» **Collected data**
__________________________________________________

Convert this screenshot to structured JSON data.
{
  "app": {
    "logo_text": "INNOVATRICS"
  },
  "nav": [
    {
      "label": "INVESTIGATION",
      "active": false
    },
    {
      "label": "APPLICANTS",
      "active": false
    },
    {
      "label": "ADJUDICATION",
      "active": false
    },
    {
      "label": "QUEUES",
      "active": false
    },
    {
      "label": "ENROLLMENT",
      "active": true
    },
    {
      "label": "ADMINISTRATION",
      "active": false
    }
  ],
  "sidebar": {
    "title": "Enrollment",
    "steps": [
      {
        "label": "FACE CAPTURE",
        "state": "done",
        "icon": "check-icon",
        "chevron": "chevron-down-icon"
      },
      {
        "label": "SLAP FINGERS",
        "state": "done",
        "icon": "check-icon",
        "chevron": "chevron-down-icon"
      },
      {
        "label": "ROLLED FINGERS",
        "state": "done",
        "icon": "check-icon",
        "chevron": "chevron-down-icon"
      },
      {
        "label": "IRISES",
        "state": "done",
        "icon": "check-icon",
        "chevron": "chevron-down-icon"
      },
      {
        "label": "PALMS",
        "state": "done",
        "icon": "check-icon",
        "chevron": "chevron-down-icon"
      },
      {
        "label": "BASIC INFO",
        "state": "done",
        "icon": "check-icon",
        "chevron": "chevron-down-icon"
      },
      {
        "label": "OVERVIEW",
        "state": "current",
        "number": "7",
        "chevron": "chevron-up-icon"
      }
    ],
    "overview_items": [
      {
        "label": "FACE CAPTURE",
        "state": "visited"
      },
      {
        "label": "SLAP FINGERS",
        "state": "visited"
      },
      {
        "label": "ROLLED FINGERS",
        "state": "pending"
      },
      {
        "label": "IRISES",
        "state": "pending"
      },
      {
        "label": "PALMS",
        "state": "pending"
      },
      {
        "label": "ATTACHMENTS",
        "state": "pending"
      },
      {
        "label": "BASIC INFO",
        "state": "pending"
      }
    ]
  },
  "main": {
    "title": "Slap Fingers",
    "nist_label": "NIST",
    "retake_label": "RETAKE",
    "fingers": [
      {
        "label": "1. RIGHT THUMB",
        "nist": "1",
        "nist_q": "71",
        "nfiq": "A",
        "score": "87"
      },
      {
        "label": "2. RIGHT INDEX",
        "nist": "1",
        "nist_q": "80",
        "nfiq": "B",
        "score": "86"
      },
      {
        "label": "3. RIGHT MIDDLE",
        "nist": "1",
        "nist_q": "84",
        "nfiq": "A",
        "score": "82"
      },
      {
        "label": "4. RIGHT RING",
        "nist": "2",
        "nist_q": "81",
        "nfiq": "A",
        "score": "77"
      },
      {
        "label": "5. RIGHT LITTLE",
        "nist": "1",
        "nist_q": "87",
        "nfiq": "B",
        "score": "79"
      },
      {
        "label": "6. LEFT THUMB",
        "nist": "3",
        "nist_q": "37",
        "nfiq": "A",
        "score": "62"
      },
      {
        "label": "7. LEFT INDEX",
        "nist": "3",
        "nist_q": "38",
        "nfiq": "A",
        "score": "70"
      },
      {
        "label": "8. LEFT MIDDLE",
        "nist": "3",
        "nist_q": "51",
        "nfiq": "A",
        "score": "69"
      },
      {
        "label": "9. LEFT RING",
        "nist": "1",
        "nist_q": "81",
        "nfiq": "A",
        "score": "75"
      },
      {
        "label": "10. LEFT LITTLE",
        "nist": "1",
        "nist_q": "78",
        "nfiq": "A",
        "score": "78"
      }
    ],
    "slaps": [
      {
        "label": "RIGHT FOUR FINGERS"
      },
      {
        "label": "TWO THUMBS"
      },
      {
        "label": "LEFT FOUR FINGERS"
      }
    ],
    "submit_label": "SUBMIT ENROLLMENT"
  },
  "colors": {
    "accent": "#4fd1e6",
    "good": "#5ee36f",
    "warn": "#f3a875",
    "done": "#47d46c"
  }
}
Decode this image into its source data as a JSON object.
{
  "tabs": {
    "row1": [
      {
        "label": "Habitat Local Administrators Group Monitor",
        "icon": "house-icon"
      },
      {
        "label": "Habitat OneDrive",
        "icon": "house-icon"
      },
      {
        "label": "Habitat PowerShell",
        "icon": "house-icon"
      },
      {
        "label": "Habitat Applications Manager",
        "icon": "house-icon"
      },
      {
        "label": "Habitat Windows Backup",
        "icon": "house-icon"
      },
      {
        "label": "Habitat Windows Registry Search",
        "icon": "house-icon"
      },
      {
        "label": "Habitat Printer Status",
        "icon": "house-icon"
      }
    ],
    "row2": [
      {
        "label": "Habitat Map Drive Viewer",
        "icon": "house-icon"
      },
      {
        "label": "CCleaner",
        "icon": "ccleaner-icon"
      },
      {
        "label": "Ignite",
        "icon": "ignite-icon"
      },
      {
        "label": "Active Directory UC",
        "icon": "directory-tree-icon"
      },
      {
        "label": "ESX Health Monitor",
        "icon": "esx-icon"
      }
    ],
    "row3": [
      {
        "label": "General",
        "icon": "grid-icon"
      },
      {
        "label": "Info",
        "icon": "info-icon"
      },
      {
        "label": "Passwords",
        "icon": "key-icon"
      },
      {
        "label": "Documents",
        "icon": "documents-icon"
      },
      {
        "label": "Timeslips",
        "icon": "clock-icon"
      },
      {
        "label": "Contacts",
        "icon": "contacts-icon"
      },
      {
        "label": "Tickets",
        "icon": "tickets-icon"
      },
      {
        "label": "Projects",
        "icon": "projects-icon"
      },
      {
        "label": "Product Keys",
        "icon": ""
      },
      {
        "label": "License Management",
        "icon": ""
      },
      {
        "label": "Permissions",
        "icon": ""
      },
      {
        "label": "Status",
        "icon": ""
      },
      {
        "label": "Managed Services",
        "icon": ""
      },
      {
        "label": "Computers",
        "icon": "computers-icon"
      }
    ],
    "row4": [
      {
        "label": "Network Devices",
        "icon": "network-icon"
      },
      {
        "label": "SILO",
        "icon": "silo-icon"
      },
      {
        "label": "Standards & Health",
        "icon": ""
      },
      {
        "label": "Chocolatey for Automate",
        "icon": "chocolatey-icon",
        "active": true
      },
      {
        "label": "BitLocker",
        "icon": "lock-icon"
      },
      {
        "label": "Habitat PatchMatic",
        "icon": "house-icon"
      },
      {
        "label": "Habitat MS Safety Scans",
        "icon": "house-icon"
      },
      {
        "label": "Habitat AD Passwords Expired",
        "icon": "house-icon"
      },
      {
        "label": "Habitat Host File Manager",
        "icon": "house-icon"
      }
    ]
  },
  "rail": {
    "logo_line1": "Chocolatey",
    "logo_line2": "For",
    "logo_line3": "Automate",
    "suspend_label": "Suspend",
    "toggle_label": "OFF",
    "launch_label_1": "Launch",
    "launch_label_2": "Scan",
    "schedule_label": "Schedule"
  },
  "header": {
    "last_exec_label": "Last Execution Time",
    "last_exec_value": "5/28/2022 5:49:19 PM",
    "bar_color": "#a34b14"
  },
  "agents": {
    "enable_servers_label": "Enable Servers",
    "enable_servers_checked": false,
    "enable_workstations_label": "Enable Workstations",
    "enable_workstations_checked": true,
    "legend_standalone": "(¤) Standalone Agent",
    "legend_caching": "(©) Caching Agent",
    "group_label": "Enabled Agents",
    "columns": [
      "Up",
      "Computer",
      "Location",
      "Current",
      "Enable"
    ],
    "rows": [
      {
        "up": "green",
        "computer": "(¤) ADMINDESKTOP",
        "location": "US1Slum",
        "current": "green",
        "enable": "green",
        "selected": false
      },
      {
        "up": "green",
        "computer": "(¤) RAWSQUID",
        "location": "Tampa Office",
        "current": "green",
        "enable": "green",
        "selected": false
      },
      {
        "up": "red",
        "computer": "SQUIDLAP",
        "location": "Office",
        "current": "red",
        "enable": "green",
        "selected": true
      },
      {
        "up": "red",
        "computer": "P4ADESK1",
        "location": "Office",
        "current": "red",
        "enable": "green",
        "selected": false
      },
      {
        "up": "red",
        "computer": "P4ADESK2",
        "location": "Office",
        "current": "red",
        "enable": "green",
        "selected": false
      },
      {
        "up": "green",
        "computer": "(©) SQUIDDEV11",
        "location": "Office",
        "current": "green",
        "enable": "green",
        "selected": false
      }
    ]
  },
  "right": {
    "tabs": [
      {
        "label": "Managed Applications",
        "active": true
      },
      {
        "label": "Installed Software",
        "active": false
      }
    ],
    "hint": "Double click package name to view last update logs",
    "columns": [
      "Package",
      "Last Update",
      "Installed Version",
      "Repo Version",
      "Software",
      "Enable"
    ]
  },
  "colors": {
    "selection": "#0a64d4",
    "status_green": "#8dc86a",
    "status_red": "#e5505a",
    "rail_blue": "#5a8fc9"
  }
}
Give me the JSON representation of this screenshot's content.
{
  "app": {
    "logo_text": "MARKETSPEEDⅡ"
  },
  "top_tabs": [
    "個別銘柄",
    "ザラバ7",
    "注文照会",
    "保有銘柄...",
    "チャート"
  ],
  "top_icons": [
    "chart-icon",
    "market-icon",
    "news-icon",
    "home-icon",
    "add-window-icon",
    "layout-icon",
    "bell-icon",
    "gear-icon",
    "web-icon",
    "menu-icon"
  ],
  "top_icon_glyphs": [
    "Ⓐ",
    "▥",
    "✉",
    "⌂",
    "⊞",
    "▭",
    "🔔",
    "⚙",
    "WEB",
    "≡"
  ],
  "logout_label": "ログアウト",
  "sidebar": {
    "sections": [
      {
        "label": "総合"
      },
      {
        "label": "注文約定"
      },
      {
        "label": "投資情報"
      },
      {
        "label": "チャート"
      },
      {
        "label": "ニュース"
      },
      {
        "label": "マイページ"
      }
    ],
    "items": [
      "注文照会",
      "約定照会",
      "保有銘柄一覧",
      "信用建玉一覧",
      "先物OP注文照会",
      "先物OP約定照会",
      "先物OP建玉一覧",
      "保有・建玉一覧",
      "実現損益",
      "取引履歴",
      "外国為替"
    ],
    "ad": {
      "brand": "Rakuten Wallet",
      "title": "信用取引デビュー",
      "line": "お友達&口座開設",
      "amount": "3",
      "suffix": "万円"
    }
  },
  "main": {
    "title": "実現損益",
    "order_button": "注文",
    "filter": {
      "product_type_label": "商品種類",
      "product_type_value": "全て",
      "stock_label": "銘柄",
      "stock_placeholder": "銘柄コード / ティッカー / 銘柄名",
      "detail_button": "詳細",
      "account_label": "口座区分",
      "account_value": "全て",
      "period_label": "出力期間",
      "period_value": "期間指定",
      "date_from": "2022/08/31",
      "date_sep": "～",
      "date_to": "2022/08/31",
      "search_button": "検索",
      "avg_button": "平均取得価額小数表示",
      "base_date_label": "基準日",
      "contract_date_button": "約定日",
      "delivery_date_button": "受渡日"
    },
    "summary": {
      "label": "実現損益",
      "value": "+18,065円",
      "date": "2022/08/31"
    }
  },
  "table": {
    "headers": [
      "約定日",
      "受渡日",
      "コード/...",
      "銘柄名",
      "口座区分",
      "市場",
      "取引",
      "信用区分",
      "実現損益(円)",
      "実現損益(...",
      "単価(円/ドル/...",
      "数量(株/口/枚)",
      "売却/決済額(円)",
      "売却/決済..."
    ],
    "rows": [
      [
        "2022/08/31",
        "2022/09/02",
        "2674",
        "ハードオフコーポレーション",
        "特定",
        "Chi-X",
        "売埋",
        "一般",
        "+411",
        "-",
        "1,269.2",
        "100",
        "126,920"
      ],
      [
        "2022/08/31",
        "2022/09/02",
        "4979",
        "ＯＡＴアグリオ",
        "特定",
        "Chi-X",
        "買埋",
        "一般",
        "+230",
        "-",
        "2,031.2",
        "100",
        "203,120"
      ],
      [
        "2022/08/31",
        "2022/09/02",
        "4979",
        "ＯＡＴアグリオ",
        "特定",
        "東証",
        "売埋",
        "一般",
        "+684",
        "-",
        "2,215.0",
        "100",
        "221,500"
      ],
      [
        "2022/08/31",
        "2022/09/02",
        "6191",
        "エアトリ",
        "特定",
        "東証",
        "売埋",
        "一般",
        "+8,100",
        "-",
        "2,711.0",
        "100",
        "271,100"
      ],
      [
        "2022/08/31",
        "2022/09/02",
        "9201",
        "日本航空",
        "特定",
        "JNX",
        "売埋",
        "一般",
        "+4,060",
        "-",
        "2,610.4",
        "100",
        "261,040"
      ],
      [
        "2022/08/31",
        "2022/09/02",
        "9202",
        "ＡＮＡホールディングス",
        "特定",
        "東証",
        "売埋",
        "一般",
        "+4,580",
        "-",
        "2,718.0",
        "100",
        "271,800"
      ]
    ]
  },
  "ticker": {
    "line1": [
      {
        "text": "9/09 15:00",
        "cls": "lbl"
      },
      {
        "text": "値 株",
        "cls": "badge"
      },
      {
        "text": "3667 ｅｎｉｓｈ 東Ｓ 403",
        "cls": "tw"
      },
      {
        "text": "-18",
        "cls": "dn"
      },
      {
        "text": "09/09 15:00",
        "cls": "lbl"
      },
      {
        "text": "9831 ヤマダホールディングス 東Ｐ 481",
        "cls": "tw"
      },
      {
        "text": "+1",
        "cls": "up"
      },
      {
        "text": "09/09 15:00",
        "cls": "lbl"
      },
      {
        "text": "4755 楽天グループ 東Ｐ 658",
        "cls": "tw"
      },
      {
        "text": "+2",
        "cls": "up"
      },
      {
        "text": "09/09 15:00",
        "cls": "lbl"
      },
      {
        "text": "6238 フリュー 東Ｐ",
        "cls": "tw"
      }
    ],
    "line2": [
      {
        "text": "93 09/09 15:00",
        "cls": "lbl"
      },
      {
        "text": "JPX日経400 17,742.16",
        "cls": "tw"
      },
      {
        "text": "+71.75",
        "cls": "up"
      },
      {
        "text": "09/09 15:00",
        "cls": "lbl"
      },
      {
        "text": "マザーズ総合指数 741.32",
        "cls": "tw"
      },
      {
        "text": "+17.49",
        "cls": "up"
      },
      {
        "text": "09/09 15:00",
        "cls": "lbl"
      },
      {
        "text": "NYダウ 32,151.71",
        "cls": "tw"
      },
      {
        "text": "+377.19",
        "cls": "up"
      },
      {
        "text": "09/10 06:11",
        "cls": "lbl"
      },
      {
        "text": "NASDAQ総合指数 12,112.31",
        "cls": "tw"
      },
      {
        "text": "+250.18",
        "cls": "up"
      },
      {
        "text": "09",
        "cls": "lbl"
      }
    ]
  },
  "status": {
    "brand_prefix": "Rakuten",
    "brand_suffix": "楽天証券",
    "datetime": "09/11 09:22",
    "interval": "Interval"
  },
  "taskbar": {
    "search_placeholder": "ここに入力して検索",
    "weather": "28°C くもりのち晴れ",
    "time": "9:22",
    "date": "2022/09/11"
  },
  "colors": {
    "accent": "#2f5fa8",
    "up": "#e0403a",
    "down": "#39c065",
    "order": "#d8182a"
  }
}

__________________________________________________

» **STATED GOAL**
Looking back at the lines above, state how many contain the word "Windows", and supply nothing besides the number.

» **RESULT**
2